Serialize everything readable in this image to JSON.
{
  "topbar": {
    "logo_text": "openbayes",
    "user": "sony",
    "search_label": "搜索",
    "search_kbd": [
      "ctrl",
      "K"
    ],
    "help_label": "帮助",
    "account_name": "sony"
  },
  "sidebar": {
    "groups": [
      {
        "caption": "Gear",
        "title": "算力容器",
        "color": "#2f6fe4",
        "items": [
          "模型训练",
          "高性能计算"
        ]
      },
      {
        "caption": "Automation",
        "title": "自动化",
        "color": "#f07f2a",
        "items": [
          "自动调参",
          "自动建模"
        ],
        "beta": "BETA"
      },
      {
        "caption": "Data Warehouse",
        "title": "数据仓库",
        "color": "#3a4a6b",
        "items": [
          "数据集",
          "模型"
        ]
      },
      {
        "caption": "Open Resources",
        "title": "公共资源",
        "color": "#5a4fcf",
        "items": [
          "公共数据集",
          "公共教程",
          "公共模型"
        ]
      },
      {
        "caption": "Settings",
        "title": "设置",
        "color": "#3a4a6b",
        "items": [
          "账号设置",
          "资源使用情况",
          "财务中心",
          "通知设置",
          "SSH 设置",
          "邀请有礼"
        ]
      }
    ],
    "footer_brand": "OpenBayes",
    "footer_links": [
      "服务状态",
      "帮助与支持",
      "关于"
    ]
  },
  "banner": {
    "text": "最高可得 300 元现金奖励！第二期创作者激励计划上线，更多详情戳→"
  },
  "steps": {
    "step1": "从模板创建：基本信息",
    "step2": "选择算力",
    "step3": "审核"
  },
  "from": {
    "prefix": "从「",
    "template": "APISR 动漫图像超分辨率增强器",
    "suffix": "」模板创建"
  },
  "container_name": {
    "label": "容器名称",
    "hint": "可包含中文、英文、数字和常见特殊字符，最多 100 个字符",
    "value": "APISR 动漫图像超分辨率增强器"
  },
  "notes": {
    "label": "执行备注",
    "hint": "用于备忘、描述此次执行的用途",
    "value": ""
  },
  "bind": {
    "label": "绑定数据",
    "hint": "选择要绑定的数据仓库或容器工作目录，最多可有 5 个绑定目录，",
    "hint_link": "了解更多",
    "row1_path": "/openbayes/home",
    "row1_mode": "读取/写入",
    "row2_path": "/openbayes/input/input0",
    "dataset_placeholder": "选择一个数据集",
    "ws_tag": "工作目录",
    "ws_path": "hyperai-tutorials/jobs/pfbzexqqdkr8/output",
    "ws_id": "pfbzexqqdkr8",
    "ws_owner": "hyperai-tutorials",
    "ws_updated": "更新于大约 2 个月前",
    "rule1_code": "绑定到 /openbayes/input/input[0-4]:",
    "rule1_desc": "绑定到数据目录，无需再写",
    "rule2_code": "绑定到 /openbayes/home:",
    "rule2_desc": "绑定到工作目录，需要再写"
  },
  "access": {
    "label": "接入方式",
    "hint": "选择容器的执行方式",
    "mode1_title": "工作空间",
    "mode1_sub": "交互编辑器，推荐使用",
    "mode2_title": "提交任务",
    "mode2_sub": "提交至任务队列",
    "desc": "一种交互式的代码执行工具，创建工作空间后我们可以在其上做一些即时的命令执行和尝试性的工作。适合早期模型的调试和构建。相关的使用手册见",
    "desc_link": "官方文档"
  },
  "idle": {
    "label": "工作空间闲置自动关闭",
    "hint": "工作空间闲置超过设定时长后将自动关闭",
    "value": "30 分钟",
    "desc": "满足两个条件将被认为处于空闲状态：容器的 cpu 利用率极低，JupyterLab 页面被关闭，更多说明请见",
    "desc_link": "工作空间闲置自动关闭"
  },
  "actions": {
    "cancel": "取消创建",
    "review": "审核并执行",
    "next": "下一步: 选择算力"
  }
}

◆ WHAT YOU SHOULD DO: Isolate the lines that hold the word "home" and copy all of them.

◆ COMPLETE RESPONSE:
    "row1_path": "/openbayes/home",
    "rule2_code": "绑定到 /openbayes/home:",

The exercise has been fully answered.